### Set task
Give every line from the entries that contains "регионального".

::::::::::

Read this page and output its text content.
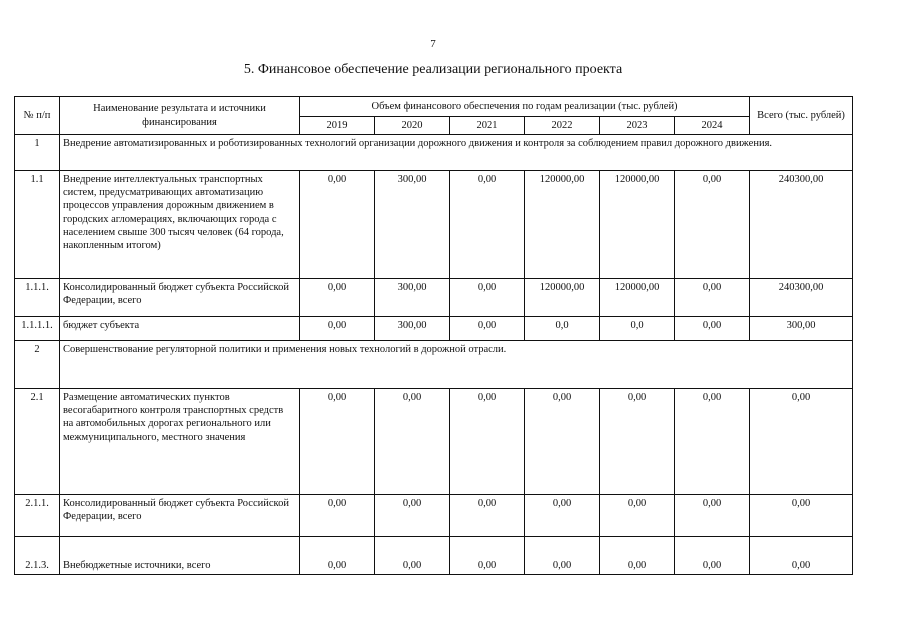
7
5. Финансовое обеспечение реализации регионального проекта
№ п/п	Наименование результата и источники финансирования	Объем финансового обеспечения по годам реализации (тыс. рублей)						Всего (тыс. рублей)
		2019	2020	2021	2022	2023	2024	
1	Внедрение автоматизированных и роботизированных технологий организации дорожного движения и контроля за соблюдением правил дорожного движения.							
1.1	Внедрение интеллектуальных транспортных систем, предусматривающих автоматизацию процессов управления дорожным движением в городских агломерациях, включающих города с населением свыше 300 тысяч человек (64 города, накопленным итогом)	0,00	300,00	0,00	120000,00	120000,00	0,00	240300,00
1.1.1.	Консолидированный бюджет субъекта Российской Федерации, всего	0,00	300,00	0,00	120000,00	120000,00	0,00	240300,00
1.1.1.1.	бюджет субъекта	0,00	300,00	0,00	0,0	0,0	0,00	300,00
2	Совершенствование регуляторной политики и применения новых технологий в дорожной отрасли.							
2.1	Размещение автоматических пунктов весогабаритного контроля транспортных средств на автомобильных дорогах регионального или межмуниципального, местного значения	0,00	0,00	0,00	0,00	0,00	0,00	0,00
2.1.1.	Консолидированный бюджет субъекта Российской Федерации, всего	0,00	0,00	0,00	0,00	0,00	0,00	0,00
2.1.3.	Внебюджетные источники, всего	0,00	0,00	0,00	0,00	0,00	0,00	0,00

::::::::::

### Answer in full
5. Финансовое обеспечение реализации регионального проекта
2.1	Размещение автоматических пунктов весогабаритного контроля транспортных средств на автомобильных дорогах регионального или межмуниципального, местного значения	0,00	0,00	0,00	0,00	0,00	0,00	0,00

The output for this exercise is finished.